◆ **Dataset records**
------------------------

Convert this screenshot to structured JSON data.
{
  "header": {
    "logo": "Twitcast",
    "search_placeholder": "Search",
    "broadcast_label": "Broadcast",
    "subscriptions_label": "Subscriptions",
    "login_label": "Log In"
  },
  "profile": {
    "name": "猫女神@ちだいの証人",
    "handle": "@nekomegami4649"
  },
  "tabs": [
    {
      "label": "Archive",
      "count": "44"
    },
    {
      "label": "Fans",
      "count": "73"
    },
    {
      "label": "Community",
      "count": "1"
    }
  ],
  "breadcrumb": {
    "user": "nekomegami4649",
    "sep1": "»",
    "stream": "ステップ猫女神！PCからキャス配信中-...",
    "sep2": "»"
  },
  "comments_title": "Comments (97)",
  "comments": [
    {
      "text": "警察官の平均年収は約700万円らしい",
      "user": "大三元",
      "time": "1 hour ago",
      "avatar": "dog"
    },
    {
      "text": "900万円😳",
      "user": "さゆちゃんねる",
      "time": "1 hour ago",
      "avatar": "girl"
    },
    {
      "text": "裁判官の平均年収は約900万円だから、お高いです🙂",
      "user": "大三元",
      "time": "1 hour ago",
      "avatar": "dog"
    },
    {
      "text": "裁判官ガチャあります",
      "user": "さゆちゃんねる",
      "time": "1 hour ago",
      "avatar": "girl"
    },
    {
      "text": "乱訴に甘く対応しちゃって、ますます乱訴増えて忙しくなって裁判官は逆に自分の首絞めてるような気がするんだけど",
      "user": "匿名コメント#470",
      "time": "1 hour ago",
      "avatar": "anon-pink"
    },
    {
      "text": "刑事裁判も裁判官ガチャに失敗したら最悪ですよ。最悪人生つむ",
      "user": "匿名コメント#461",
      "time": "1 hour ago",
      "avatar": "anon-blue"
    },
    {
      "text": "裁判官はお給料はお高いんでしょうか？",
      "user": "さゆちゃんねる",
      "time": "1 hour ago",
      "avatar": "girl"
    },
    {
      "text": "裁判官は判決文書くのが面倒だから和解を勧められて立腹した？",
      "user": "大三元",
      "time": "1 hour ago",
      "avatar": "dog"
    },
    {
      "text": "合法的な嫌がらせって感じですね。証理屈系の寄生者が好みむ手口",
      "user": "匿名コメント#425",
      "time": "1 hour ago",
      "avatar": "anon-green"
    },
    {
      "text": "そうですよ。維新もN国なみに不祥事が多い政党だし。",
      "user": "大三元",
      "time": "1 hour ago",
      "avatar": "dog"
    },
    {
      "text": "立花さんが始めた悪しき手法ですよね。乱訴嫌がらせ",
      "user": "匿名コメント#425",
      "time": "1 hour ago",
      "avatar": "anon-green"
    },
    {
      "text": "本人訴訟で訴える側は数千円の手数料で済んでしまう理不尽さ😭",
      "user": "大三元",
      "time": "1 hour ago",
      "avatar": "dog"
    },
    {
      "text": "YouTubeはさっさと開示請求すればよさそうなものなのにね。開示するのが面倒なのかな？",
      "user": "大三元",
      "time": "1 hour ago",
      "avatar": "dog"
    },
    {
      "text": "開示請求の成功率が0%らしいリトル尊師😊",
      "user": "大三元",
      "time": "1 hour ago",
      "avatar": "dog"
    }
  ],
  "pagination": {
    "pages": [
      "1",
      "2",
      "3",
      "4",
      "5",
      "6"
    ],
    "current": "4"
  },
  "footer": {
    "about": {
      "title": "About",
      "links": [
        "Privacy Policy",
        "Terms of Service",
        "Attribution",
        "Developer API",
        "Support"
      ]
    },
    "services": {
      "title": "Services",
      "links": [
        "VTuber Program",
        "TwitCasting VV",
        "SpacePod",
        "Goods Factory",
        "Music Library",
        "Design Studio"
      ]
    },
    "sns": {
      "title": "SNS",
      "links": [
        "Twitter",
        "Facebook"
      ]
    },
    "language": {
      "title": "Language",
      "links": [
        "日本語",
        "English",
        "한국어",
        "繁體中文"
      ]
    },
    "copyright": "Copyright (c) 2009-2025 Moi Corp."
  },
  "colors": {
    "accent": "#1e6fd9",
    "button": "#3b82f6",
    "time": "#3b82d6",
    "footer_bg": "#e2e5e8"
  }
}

------------------------

◆ **Instructions for the task**
Every record shown above must be echoed exactly.

◆ **Problem solution**
Convert this screenshot to structured JSON data.
{
  "header": {
    "logo": "Twitcast",
    "search_placeholder": "Search",
    "broadcast_label": "Broadcast",
    "subscriptions_label": "Subscriptions",
    "login_label": "Log In"
  },
  "profile": {
    "name": "猫女神@ちだいの証人",
    "handle": "@nekomegami4649"
  },
  "tabs": [
    {
      "label": "Archive",
      "count": "44"
    },
    {
      "label": "Fans",
      "count": "73"
    },
    {
      "label": "Community",
      "count": "1"
    }
  ],
  "breadcrumb": {
    "user": "nekomegami4649",
    "sep1": "»",
    "stream": "ステップ猫女神！PCからキャス配信中-...",
    "sep2": "»"
  },
  "comments_title": "Comments (97)",
  "comments": [
    {
      "text": "警察官の平均年収は約700万円らしい",
      "user": "大三元",
      "time": "1 hour ago",
      "avatar": "dog"
    },
    {
      "text": "900万円😳",
      "user": "さゆちゃんねる",
      "time": "1 hour ago",
      "avatar": "girl"
    },
    {
      "text": "裁判官の平均年収は約900万円だから、お高いです🙂",
      "user": "大三元",
      "time": "1 hour ago",
      "avatar": "dog"
    },
    {
      "text": "裁判官ガチャあります",
      "user": "さゆちゃんねる",
      "time": "1 hour ago",
      "avatar": "girl"
    },
    {
      "text": "乱訴に甘く対応しちゃって、ますます乱訴増えて忙しくなって裁判官は逆に自分の首絞めてるような気がするんだけど",
      "user": "匿名コメント#470",
      "time": "1 hour ago",
      "avatar": "anon-pink"
    },
    {
      "text": "刑事裁判も裁判官ガチャに失敗したら最悪ですよ。最悪人生つむ",
      "user": "匿名コメント#461",
      "time": "1 hour ago",
      "avatar": "anon-blue"
    },
    {
      "text": "裁判官はお給料はお高いんでしょうか？",
      "user": "さゆちゃんねる",
      "time": "1 hour ago",
      "avatar": "girl"
    },
    {
      "text": "裁判官は判決文書くのが面倒だから和解を勧められて立腹した？",
      "user": "大三元",
      "time": "1 hour ago",
      "avatar": "dog"
    },
    {
      "text": "合法的な嫌がらせって感じですね。証理屈系の寄生者が好みむ手口",
      "user": "匿名コメント#425",
      "time": "1 hour ago",
      "avatar": "anon-green"
    },
    {
      "text": "そうですよ。維新もN国なみに不祥事が多い政党だし。",
      "user": "大三元",
      "time": "1 hour ago",
      "avatar": "dog"
    },
    {
      "text": "立花さんが始めた悪しき手法ですよね。乱訴嫌がらせ",
      "user": "匿名コメント#425",
      "time": "1 hour ago",
      "avatar": "anon-green"
    },
    {
      "text": "本人訴訟で訴える側は数千円の手数料で済んでしまう理不尽さ😭",
      "user": "大三元",
      "time": "1 hour ago",
      "avatar": "dog"
    },
    {
      "text": "YouTubeはさっさと開示請求すればよさそうなものなのにね。開示するのが面倒なのかな？",
      "user": "大三元",
      "time": "1 hour ago",
      "avatar": "dog"
    },
    {
      "text": "開示請求の成功率が0%らしいリトル尊師😊",
      "user": "大三元",
      "time": "1 hour ago",
      "avatar": "dog"
    }
  ],
  "pagination": {
    "pages": [
      "1",
      "2",
      "3",
      "4",
      "5",
      "6"
    ],
    "current": "4"
  },
  "footer": {
    "about": {
      "title": "About",
      "links": [
        "Privacy Policy",
        "Terms of Service",
        "Attribution",
        "Developer API",
        "Support"
      ]
    },
    "services": {
      "title": "Services",
      "links": [
        "VTuber Program",
        "TwitCasting VV",
        "SpacePod",
        "Goods Factory",
        "Music Library",
        "Design Studio"
      ]
    },
    "sns": {
      "title": "SNS",
      "links": [
        "Twitter",
        "Facebook"
      ]
    },
    "language": {
      "title": "Language",
      "links": [
        "日本語",
        "English",
        "한국어",
        "繁體中文"
      ]
    },
    "copyright": "Copyright (c) 2009-2025 Moi Corp."
  },
  "colors": {
    "accent": "#1e6fd9",
    "button": "#3b82f6",
    "time": "#3b82d6",
    "footer_bg": "#e2e5e8"
  }
}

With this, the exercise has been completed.